▶ [Directive]:
Identify all lines of the data containing the string "Humidity" and copy them.

Dataset records
--- --- ---

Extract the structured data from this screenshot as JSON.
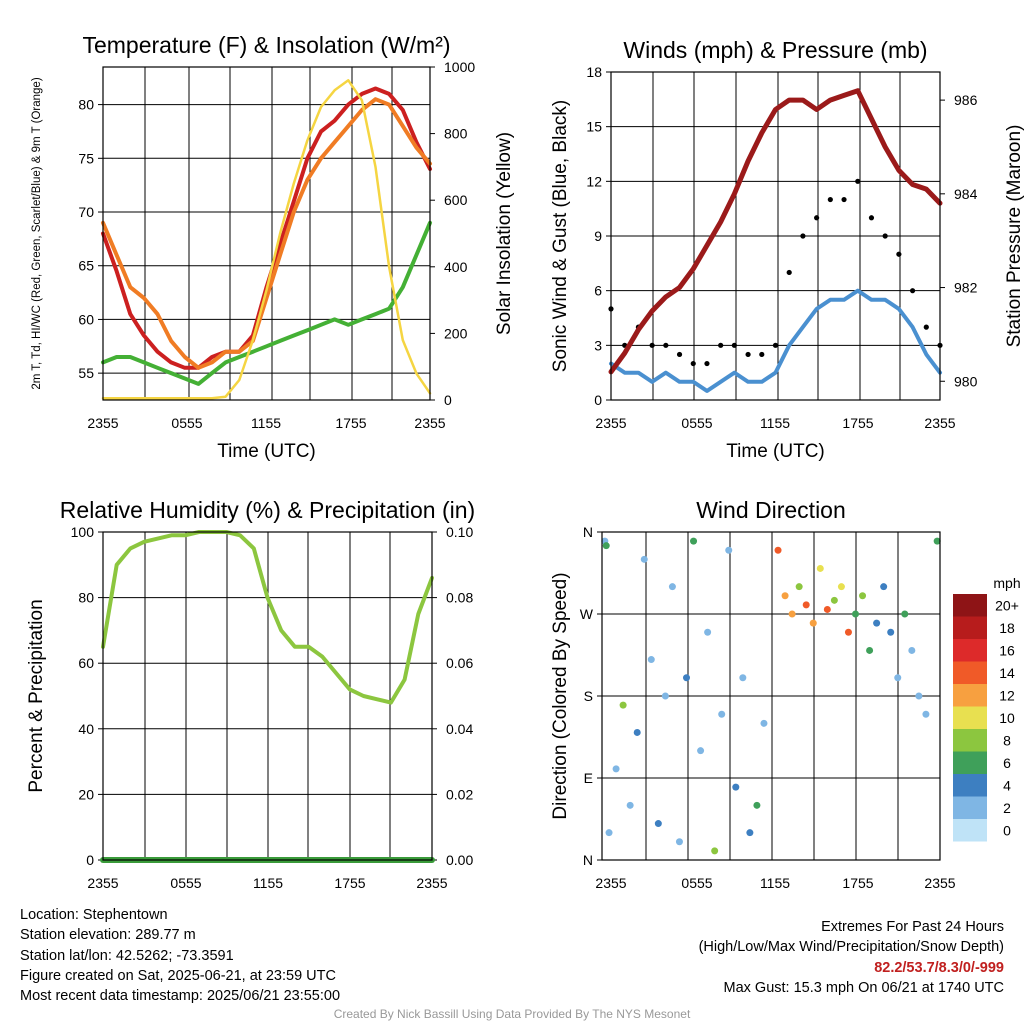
{
  "chart_data": [
    {
      "type": "line",
      "title": "Temperature (F) & Insolation (W/m²)",
      "xlabel": "Time (UTC)",
      "ylabel": "2m T, Td, HI/WC (Red, Green, Scarlet/Blue) & 9m T (Orange)",
      "ylabel_right": "Solar Insolation (Yellow)",
      "x_ticks": [
        "2355",
        "0555",
        "1155",
        "1755",
        "2355"
      ],
      "y_ticks": [
        55,
        60,
        65,
        70,
        75,
        80
      ],
      "y2_ticks": [
        0,
        200,
        400,
        600,
        800,
        1000
      ],
      "ylim": [
        52.5,
        83.5
      ],
      "y2lim": [
        0,
        1000
      ],
      "grid": true,
      "x_hours": [
        0,
        1,
        2,
        3,
        4,
        5,
        6,
        7,
        8,
        9,
        10,
        11,
        12,
        13,
        14,
        15,
        16,
        17,
        18,
        19,
        20,
        21,
        22,
        23,
        24
      ],
      "series": [
        {
          "name": "2m T",
          "color": "#cc2020",
          "axis": "left",
          "values": [
            68,
            64.5,
            60.5,
            58.5,
            57,
            56,
            55.5,
            55.5,
            56.5,
            57,
            57,
            58.5,
            63,
            67,
            71,
            75,
            77.5,
            78.5,
            80,
            81,
            81.5,
            81,
            79.5,
            76.5,
            74
          ]
        },
        {
          "name": "9m T",
          "color": "#f07c24",
          "axis": "left",
          "values": [
            69,
            66,
            63,
            62,
            60.5,
            58,
            56.5,
            55.5,
            56,
            57,
            57,
            58,
            62,
            66,
            70,
            73,
            75,
            76.5,
            78,
            79.5,
            80.5,
            80,
            78,
            76,
            74.5
          ]
        },
        {
          "name": "Td",
          "color": "#44b035",
          "axis": "left",
          "values": [
            56,
            56.5,
            56.5,
            56,
            55.5,
            55,
            54.5,
            54,
            55,
            56,
            56.5,
            57,
            57.5,
            58,
            58.5,
            59,
            59.5,
            60,
            59.5,
            60,
            60.5,
            61,
            63,
            66,
            69
          ]
        },
        {
          "name": "Solar Insolation",
          "color": "#f5d542",
          "axis": "right",
          "values": [
            5,
            5,
            5,
            5,
            5,
            5,
            5,
            5,
            5,
            10,
            60,
            180,
            330,
            500,
            650,
            780,
            880,
            930,
            960,
            900,
            700,
            400,
            180,
            80,
            20
          ]
        }
      ]
    },
    {
      "type": "line",
      "title": "Winds (mph) & Pressure (mb)",
      "xlabel": "Time (UTC)",
      "ylabel": "Sonic Wind & Gust (Blue, Black)",
      "ylabel_right": "Station Pressure (Maroon)",
      "x_ticks": [
        "2355",
        "0555",
        "1155",
        "1755",
        "2355"
      ],
      "y_ticks": [
        0,
        3,
        6,
        9,
        12,
        15,
        18
      ],
      "y2_ticks": [
        980,
        982,
        984,
        986
      ],
      "ylim": [
        0,
        18
      ],
      "y2lim": [
        979.6,
        986.6
      ],
      "grid": true,
      "x_hours": [
        0,
        1,
        2,
        3,
        4,
        5,
        6,
        7,
        8,
        9,
        10,
        11,
        12,
        13,
        14,
        15,
        16,
        17,
        18,
        19,
        20,
        21,
        22,
        23,
        24
      ],
      "series": [
        {
          "name": "Station Pressure",
          "color": "#9b1a1a",
          "axis": "right",
          "values": [
            980.2,
            980.6,
            981.1,
            981.5,
            981.8,
            982.0,
            982.4,
            982.9,
            983.4,
            984.0,
            984.7,
            985.3,
            985.8,
            986.0,
            986.0,
            985.8,
            986.0,
            986.1,
            986.2,
            985.6,
            985.0,
            984.5,
            984.2,
            984.1,
            983.8
          ]
        },
        {
          "name": "Sonic Wind",
          "color": "#4a90d0",
          "axis": "left",
          "values": [
            2,
            1.5,
            1.5,
            1.0,
            1.5,
            1.0,
            1.0,
            0.5,
            1.0,
            1.5,
            1.0,
            1.0,
            1.5,
            3,
            4,
            5,
            5.5,
            5.5,
            6,
            5.5,
            5.5,
            5,
            4,
            2.5,
            1.5
          ]
        },
        {
          "name": "Gust",
          "color": "#000000",
          "axis": "left",
          "values": [
            5,
            3,
            4,
            3,
            3,
            2.5,
            2,
            2,
            3,
            3,
            2.5,
            2.5,
            3,
            7,
            9,
            10,
            11,
            11,
            12,
            10,
            9,
            8,
            6,
            4,
            3
          ]
        }
      ]
    },
    {
      "type": "line",
      "title": "Relative Humidity (%) & Precipitation (in)",
      "xlabel": "",
      "ylabel": "Percent & Precipitation",
      "x_ticks": [
        "2355",
        "0555",
        "1155",
        "1755",
        "2355"
      ],
      "y_ticks": [
        0,
        20,
        40,
        60,
        80,
        100
      ],
      "y2_ticks": [
        "0.00",
        "0.02",
        "0.04",
        "0.06",
        "0.08",
        "0.10"
      ],
      "ylim": [
        0,
        100
      ],
      "y2lim": [
        0,
        0.1
      ],
      "grid": true,
      "x_hours": [
        0,
        1,
        2,
        3,
        4,
        5,
        6,
        7,
        8,
        9,
        10,
        11,
        12,
        13,
        14,
        15,
        16,
        17,
        18,
        19,
        20,
        21,
        22,
        23,
        24
      ],
      "series": [
        {
          "name": "Relative Humidity",
          "color": "#8cc63f",
          "axis": "left",
          "values": [
            65,
            90,
            95,
            97,
            98,
            99,
            99,
            100,
            100,
            100,
            99,
            95,
            80,
            70,
            65,
            65,
            62,
            57,
            52,
            50,
            49,
            48,
            55,
            75,
            86
          ]
        },
        {
          "name": "Precipitation",
          "color": "#3a9b3a",
          "axis": "right",
          "values": [
            0,
            0,
            0,
            0,
            0,
            0,
            0,
            0,
            0,
            0,
            0,
            0,
            0,
            0,
            0,
            0,
            0,
            0,
            0,
            0,
            0,
            0,
            0,
            0,
            0
          ]
        }
      ]
    },
    {
      "type": "scatter",
      "title": "Wind Direction",
      "ylabel": "Direction (Colored By Speed)",
      "x_ticks": [
        "2355",
        "0555",
        "1155",
        "1755",
        "2355"
      ],
      "y_ticks": [
        "N",
        "E",
        "S",
        "W",
        "N"
      ],
      "ylim": [
        0,
        360
      ],
      "grid": true,
      "points": [
        [
          0.2,
          350,
          1
        ],
        [
          0.3,
          345,
          3
        ],
        [
          0.5,
          30,
          1
        ],
        [
          1.0,
          100,
          1
        ],
        [
          1.5,
          170,
          4
        ],
        [
          2.0,
          60,
          1
        ],
        [
          2.5,
          140,
          2
        ],
        [
          3.0,
          330,
          1
        ],
        [
          3.5,
          220,
          1
        ],
        [
          4.0,
          40,
          2
        ],
        [
          4.5,
          180,
          1
        ],
        [
          5.0,
          300,
          1
        ],
        [
          5.5,
          20,
          1
        ],
        [
          6.0,
          200,
          2
        ],
        [
          6.5,
          350,
          3
        ],
        [
          7.0,
          120,
          1
        ],
        [
          7.5,
          250,
          1
        ],
        [
          8.0,
          10,
          4
        ],
        [
          8.5,
          160,
          1
        ],
        [
          9.0,
          340,
          1
        ],
        [
          9.5,
          80,
          2
        ],
        [
          10.0,
          200,
          1
        ],
        [
          10.5,
          30,
          2
        ],
        [
          11.0,
          60,
          3
        ],
        [
          11.5,
          150,
          1
        ],
        [
          12.5,
          340,
          7
        ],
        [
          13.0,
          290,
          6
        ],
        [
          13.5,
          270,
          6
        ],
        [
          14.0,
          300,
          4
        ],
        [
          14.5,
          280,
          7
        ],
        [
          15.0,
          260,
          6
        ],
        [
          15.5,
          320,
          5
        ],
        [
          16.0,
          275,
          7
        ],
        [
          16.5,
          285,
          4
        ],
        [
          17.0,
          300,
          5
        ],
        [
          17.5,
          250,
          7
        ],
        [
          18.0,
          270,
          3
        ],
        [
          18.5,
          290,
          4
        ],
        [
          19.0,
          230,
          3
        ],
        [
          19.5,
          260,
          2
        ],
        [
          20.0,
          300,
          2
        ],
        [
          20.5,
          250,
          2
        ],
        [
          21.0,
          200,
          1
        ],
        [
          21.5,
          270,
          3
        ],
        [
          22.0,
          230,
          1
        ],
        [
          22.5,
          180,
          1
        ],
        [
          23.0,
          160,
          1
        ],
        [
          23.8,
          350,
          3
        ]
      ],
      "colorbar": {
        "title": "mph",
        "labels": [
          "20+",
          "18",
          "16",
          "14",
          "12",
          "10",
          "8",
          "6",
          "4",
          "2",
          "0"
        ],
        "colors": [
          "#8e1416",
          "#b71c1c",
          "#dd2a2a",
          "#f05a28",
          "#f7a040",
          "#e8e050",
          "#8cc63f",
          "#3fa05a",
          "#3d7fc1",
          "#7fb6e4",
          "#bfe3f7"
        ]
      }
    }
  ],
  "info": {
    "location": "Location: Stephentown",
    "elevation": "Station elevation: 289.77 m",
    "latlon": "Station lat/lon: 42.5262; -73.3591",
    "created": "Figure created on Sat, 2025-06-21, at 23:59 UTC",
    "recent": "Most recent data timestamp: 2025/06/21 23:55:00"
  },
  "extremes": {
    "title": "Extremes For Past 24 Hours",
    "subtitle": "(High/Low/Max Wind/Precipitation/Snow Depth)",
    "values": "82.2/53.7/8.3/0/-999",
    "gust": "Max Gust: 15.3 mph On 06/21 at 1740 UTC"
  },
  "credit": "Created By Nick Bassill Using Data Provided By The NYS Mesonet"
}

--- --- ---

▶ [Written response]:
      "title": "Relative Humidity (%) & Precipitation (in)",
          "name": "Relative Humidity",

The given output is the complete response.